Objective: Repeat the lines below exactly as they appear, but leave out the images.

====== Material for this exercise ======

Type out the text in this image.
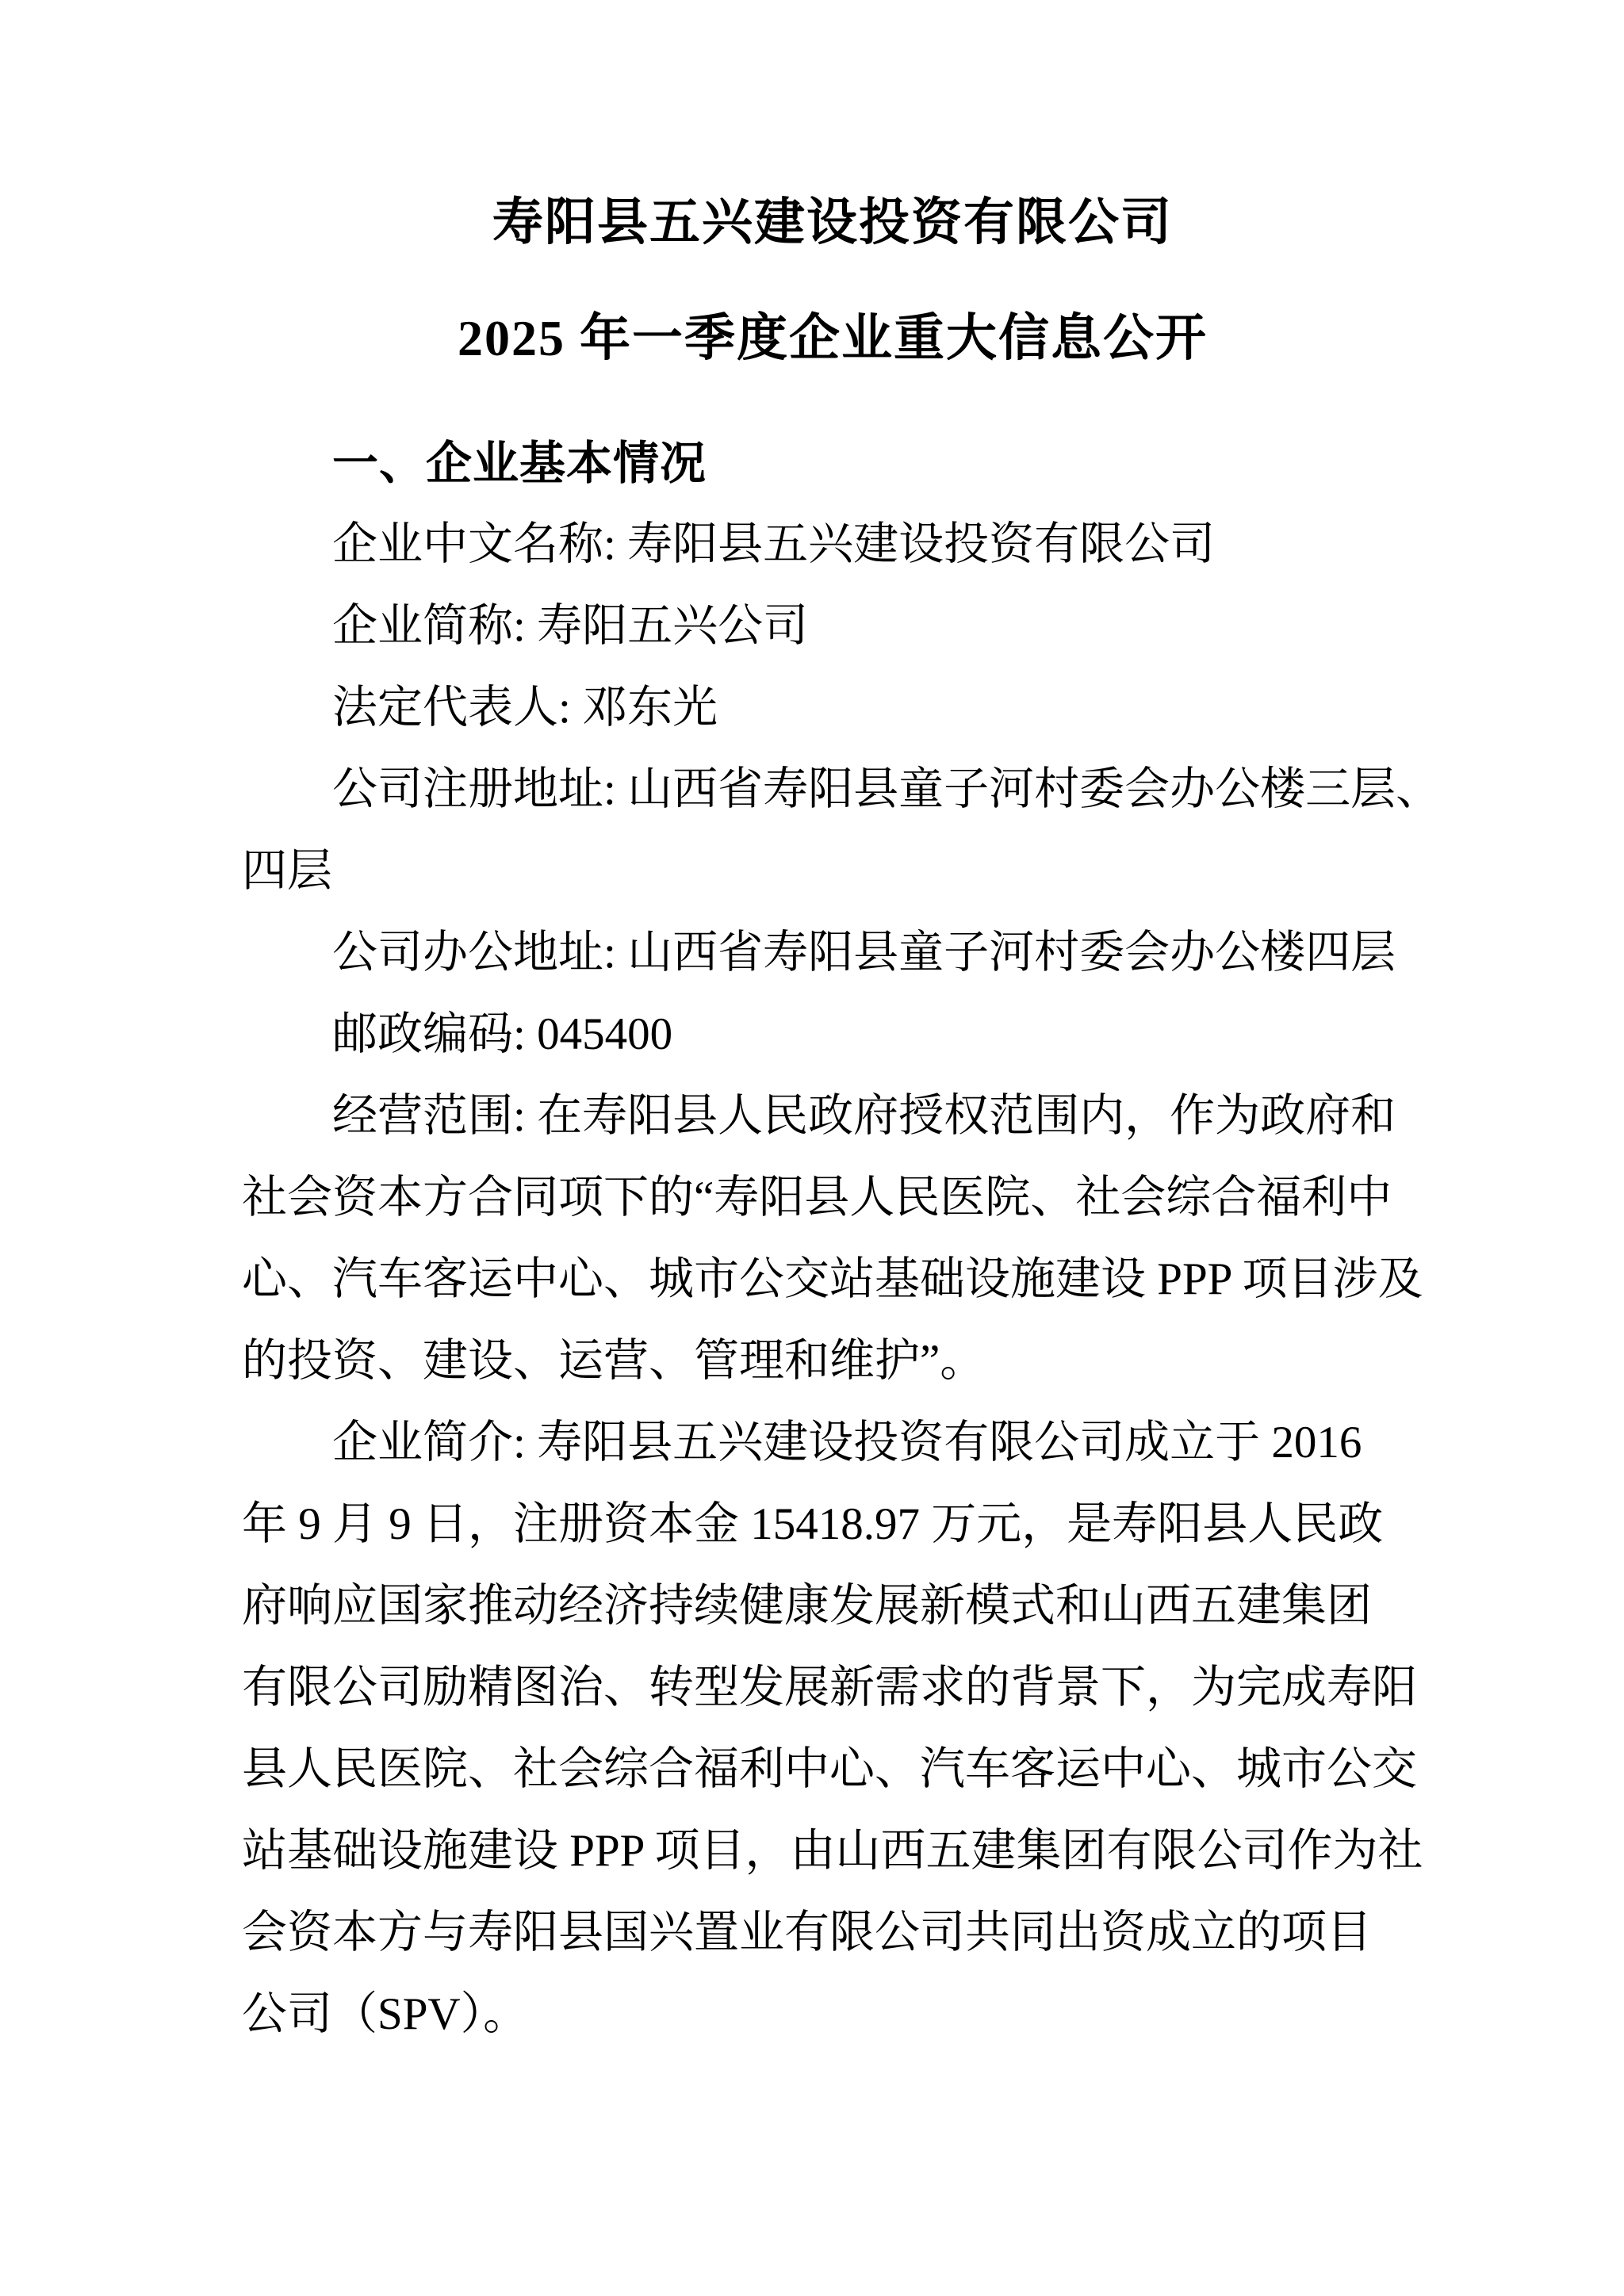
寿阳县五兴建设投资有限公司
2025 年一季度企业重大信息公开
一、企业基本情况
企业中文名称: 寿阳县五兴建设投资有限公司
企业简称: 寿阳五兴公司
法定代表人: 邓东光
公司注册地址: 山西省寿阳县童子河村委会办公楼三层、
四层
公司办公地址: 山西省寿阳县童子河村委会办公楼四层
邮政编码: 045400
经营范围: 在寿阳县人民政府授权范围内，作为政府和
社会资本方合同项下的“寿阳县人民医院、社会综合福利中
心、汽车客运中心、城市公交站基础设施建设 PPP 项目涉及
的投资、建设、运营、管理和维护”。
企业简介: 寿阳县五兴建设投资有限公司成立于 2016
年 9 月 9 日，注册资本金 15418.97 万元，是寿阳县人民政
府响应国家推动经济持续健康发展新模式和山西五建集团
有限公司励精图治、转型发展新需求的背景下，为完成寿阳
县人民医院、社会综合福利中心、汽车客运中心、城市公交
站基础设施建设 PPP 项目，由山西五建集团有限公司作为社
会资本方与寿阳县国兴置业有限公司共同出资成立的项目
公司（SPV）。
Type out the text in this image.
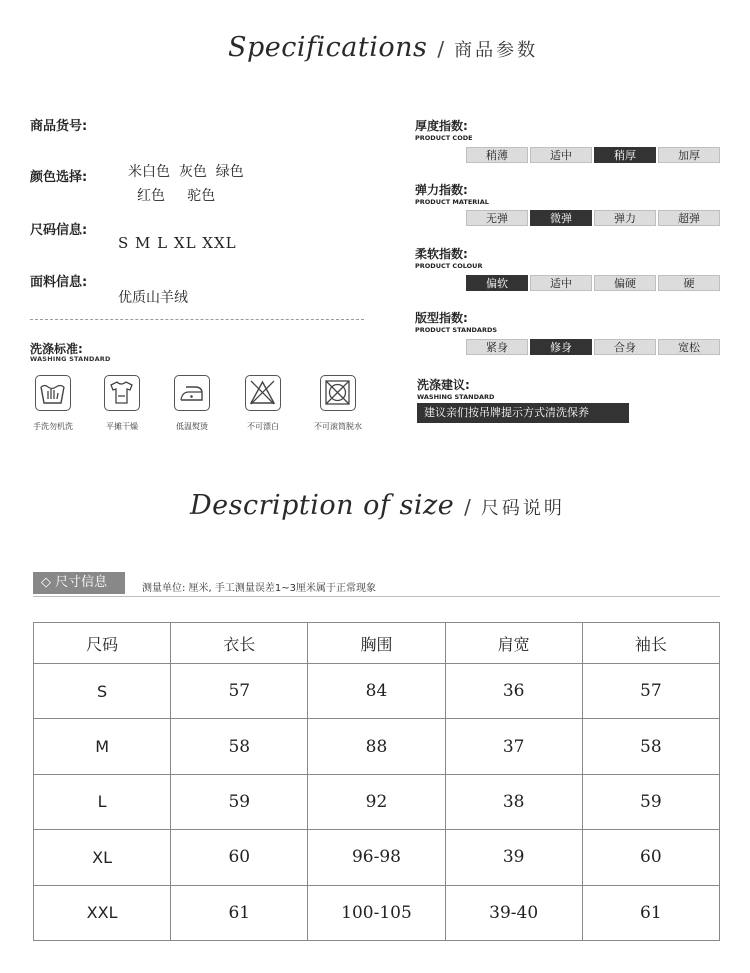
Specifications / 商品参数
商品货号:
颜色选择:	米白色  灰色  绿色
红色     驼色
尺码信息:
S M L XL XXL
面料信息:
优质山羊绒
洗涤标准:
WASHING STANDARD
手洗勿机洗	平摊干燥	低温熨烫	不可漂白	不可滚筒脱水
厚度指数:
PRODUCT CODE
稍薄	适中	稍厚	加厚
弹力指数:
PRODUCT MATERIAL
无弹	微弹	弹力	超弹
柔软指数:
PRODUCT COLOUR
偏软	适中	偏硬	硬
版型指数:
PRODUCT STANDARDS
紧身	修身	合身	宽松
洗涤建议:
WASHING STANDARD
建议亲们按吊牌提示方式清洗保养
Description of size / 尺码说明
◇ 尺寸信息	测量单位: 厘米, 手工测量误差1~3厘米属于正常现象
尺码	衣长	胸围	肩宽	袖长
S	57	84	36	57
M	58	88	37	58
L	59	92	38	59
XL	60	96-98	39	60
XXL	61	100-105	39-40	61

======

Response below:
Type out the text in this image.
寿阳县五兴建设投资有限公司
2025 年一季度企业重大信息公开
一、企业基本情况
企业中文名称: 寿阳县五兴建设投资有限公司
企业简称: 寿阳五兴公司
法定代表人: 邓东光
公司注册地址: 山西省寿阳县童子河村委会办公楼三层、
四层
公司办公地址: 山西省寿阳县童子河村委会办公楼四层
邮政编码: 045400
经营范围: 在寿阳县人民政府授权范围内，作为政府和
社会资本方合同项下的“寿阳县人民医院、社会综合福利中
心、汽车客运中心、城市公交站基础设施建设 PPP 项目涉及
的投资、建设、运营、管理和维护”。
企业简介: 寿阳县五兴建设投资有限公司成立于 2016
年 9 月 9 日，注册资本金 15418.97 万元，是寿阳县人民政
府响应国家推动经济持续健康发展新模式和山西五建集团
有限公司励精图治、转型发展新需求的背景下，为完成寿阳
县人民医院、社会综合福利中心、汽车客运中心、城市公交
站基础设施建设 PPP 项目，由山西五建集团有限公司作为社
会资本方与寿阳县国兴置业有限公司共同出资成立的项目
公司（SPV）。
Type out the text in this image.
Specifications / 商品参数
商品货号:
颜色选择:	米白色  灰色  绿色
红色     驼色
尺码信息:
S M L XL XXL
面料信息:
优质山羊绒
洗涤标准:
WASHING STANDARD
手洗勿机洗	平摊干燥	低温熨烫	不可漂白	不可滚筒脱水
厚度指数:
PRODUCT CODE
稍薄	适中	稍厚	加厚
弹力指数:
PRODUCT MATERIAL
无弹	微弹	弹力	超弹
柔软指数:
PRODUCT COLOUR
偏软	适中	偏硬	硬
版型指数:
PRODUCT STANDARDS
紧身	修身	合身	宽松
洗涤建议:
WASHING STANDARD
建议亲们按吊牌提示方式清洗保养
Description of size / 尺码说明
◇ 尺寸信息	测量单位: 厘米, 手工测量误差1~3厘米属于正常现象
尺码	衣长	胸围	肩宽	袖长
S	57	84	36	57
M	58	88	37	58
L	59	92	38	59
XL	60	96-98	39	60
XXL	61	100-105	39-40	61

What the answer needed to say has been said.